DATASET RECORDS:
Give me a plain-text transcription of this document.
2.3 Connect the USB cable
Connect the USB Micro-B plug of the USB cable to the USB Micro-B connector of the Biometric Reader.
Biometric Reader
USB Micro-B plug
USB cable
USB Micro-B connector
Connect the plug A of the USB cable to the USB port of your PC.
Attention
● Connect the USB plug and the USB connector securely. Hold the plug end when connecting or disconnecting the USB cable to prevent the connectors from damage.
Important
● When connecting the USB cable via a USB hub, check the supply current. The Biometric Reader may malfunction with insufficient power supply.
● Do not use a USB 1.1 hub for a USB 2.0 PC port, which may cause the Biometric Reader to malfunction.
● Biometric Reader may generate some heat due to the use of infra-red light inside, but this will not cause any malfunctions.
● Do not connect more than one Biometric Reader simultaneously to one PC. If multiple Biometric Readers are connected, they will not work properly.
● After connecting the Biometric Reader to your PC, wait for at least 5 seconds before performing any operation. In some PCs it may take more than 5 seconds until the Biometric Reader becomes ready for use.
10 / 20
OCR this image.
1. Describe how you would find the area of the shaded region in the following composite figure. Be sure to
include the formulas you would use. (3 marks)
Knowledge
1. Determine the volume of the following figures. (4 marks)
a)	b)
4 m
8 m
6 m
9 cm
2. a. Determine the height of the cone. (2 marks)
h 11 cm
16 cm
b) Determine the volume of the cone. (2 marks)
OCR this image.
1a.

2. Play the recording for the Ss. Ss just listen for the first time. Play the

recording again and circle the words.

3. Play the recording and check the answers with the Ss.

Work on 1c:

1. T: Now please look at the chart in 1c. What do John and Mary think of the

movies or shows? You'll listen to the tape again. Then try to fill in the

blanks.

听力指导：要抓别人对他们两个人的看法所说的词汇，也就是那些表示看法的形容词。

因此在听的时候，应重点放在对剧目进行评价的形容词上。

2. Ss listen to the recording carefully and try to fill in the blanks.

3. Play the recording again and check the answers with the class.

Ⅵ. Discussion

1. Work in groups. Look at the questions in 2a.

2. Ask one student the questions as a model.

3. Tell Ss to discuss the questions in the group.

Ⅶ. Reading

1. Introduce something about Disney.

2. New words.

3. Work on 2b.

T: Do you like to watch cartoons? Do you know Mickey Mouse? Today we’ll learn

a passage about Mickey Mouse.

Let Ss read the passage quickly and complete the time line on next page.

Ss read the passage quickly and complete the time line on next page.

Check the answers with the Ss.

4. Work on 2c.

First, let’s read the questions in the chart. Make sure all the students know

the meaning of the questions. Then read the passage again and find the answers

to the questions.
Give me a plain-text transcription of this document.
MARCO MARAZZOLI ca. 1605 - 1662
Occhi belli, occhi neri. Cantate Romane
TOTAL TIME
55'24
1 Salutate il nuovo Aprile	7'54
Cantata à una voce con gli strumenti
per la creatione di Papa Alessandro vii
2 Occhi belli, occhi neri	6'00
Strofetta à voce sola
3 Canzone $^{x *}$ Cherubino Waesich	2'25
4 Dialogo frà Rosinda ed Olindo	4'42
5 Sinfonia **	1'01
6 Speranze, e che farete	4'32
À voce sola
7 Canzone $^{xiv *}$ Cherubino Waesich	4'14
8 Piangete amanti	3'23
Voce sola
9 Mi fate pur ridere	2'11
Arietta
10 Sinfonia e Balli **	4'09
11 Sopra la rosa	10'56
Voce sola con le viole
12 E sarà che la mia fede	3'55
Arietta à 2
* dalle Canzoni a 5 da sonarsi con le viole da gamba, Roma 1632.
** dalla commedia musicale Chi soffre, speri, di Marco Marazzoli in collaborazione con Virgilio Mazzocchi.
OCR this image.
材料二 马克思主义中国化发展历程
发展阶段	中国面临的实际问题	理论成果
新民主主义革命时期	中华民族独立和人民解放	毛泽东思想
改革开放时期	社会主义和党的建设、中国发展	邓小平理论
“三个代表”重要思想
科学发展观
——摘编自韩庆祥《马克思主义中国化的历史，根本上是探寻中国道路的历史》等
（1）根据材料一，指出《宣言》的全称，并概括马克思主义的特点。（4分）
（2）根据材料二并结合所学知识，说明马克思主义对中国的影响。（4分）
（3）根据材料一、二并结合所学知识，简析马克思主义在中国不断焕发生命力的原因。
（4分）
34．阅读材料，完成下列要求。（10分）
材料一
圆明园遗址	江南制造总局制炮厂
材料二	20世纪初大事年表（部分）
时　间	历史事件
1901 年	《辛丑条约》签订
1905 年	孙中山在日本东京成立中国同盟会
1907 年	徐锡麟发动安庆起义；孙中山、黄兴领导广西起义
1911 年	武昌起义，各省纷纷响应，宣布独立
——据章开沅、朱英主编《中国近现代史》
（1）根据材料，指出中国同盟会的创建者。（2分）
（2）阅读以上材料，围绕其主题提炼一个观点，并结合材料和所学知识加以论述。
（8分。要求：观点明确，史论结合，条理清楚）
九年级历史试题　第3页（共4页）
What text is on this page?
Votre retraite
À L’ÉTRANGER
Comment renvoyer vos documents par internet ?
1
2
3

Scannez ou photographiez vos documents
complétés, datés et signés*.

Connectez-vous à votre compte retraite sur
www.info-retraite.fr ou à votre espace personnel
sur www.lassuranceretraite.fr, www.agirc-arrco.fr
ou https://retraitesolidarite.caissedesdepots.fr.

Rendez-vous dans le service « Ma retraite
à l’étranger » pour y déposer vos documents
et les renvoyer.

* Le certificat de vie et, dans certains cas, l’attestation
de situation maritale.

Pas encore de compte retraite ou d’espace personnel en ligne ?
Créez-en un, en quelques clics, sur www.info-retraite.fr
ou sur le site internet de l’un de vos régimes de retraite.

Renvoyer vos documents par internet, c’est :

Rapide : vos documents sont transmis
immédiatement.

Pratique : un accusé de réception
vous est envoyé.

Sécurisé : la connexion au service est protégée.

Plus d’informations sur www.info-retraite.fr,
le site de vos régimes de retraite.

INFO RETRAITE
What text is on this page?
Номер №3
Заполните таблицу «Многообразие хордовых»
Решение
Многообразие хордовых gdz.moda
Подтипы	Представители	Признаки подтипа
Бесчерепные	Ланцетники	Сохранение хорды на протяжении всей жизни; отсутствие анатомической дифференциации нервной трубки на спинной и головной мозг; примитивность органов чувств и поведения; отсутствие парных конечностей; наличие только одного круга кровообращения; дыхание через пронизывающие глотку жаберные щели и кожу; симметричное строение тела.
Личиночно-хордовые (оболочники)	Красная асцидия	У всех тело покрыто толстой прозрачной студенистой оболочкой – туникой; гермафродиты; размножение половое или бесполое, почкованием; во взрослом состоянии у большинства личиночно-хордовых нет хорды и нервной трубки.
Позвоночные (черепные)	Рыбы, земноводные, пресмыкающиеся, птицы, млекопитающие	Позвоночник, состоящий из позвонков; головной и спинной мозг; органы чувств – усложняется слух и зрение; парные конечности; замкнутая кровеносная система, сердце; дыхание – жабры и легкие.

WHAT YOU SHOULD DO: Say how many lines contain "find", and give nothing but that number.

FINISHED TASK: 2